TASK PROMPT: Reproduce the data in its entirety, exactly as supplied.

INPUT RECORDS:
·····

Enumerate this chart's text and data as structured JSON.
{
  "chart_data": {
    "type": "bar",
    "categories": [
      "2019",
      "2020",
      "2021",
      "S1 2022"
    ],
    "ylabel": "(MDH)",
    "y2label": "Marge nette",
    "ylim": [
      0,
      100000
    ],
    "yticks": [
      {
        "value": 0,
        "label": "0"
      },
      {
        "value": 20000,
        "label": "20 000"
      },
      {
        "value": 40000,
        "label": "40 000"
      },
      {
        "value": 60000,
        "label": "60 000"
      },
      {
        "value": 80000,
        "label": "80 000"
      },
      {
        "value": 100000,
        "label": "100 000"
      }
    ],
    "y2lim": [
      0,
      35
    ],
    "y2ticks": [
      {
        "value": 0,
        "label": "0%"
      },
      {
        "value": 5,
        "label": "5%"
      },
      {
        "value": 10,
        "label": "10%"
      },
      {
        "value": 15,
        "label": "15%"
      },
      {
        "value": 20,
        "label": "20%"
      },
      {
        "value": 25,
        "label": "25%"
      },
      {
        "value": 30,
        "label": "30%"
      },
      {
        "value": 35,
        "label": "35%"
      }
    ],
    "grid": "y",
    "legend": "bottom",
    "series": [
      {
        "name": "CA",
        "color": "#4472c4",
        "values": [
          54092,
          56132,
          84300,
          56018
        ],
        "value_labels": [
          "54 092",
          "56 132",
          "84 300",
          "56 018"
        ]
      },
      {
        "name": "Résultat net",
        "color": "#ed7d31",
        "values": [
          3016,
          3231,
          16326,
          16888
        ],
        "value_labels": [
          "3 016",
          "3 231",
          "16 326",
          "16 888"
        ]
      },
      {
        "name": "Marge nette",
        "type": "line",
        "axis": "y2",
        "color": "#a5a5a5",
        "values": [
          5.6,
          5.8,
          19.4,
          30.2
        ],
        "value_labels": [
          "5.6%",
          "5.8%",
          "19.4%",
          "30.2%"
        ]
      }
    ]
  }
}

·····

REPLY:
Enumerate this chart's text and data as structured JSON.
{
  "chart_data": {
    "type": "bar",
    "categories": [
      "2019",
      "2020",
      "2021",
      "S1 2022"
    ],
    "ylabel": "(MDH)",
    "y2label": "Marge nette",
    "ylim": [
      0,
      100000
    ],
    "yticks": [
      {
        "value": 0,
        "label": "0"
      },
      {
        "value": 20000,
        "label": "20 000"
      },
      {
        "value": 40000,
        "label": "40 000"
      },
      {
        "value": 60000,
        "label": "60 000"
      },
      {
        "value": 80000,
        "label": "80 000"
      },
      {
        "value": 100000,
        "label": "100 000"
      }
    ],
    "y2lim": [
      0,
      35
    ],
    "y2ticks": [
      {
        "value": 0,
        "label": "0%"
      },
      {
        "value": 5,
        "label": "5%"
      },
      {
        "value": 10,
        "label": "10%"
      },
      {
        "value": 15,
        "label": "15%"
      },
      {
        "value": 20,
        "label": "20%"
      },
      {
        "value": 25,
        "label": "25%"
      },
      {
        "value": 30,
        "label": "30%"
      },
      {
        "value": 35,
        "label": "35%"
      }
    ],
    "grid": "y",
    "legend": "bottom",
    "series": [
      {
        "name": "CA",
        "color": "#4472c4",
        "values": [
          54092,
          56132,
          84300,
          56018
        ],
        "value_labels": [
          "54 092",
          "56 132",
          "84 300",
          "56 018"
        ]
      },
      {
        "name": "Résultat net",
        "color": "#ed7d31",
        "values": [
          3016,
          3231,
          16326,
          16888
        ],
        "value_labels": [
          "3 016",
          "3 231",
          "16 326",
          "16 888"
        ]
      },
      {
        "name": "Marge nette",
        "type": "line",
        "axis": "y2",
        "color": "#a5a5a5",
        "values": [
          5.6,
          5.8,
          19.4,
          30.2
        ],
        "value_labels": [
          "5.6%",
          "5.8%",
          "19.4%",
          "30.2%"
        ]
      }
    ]
  }
}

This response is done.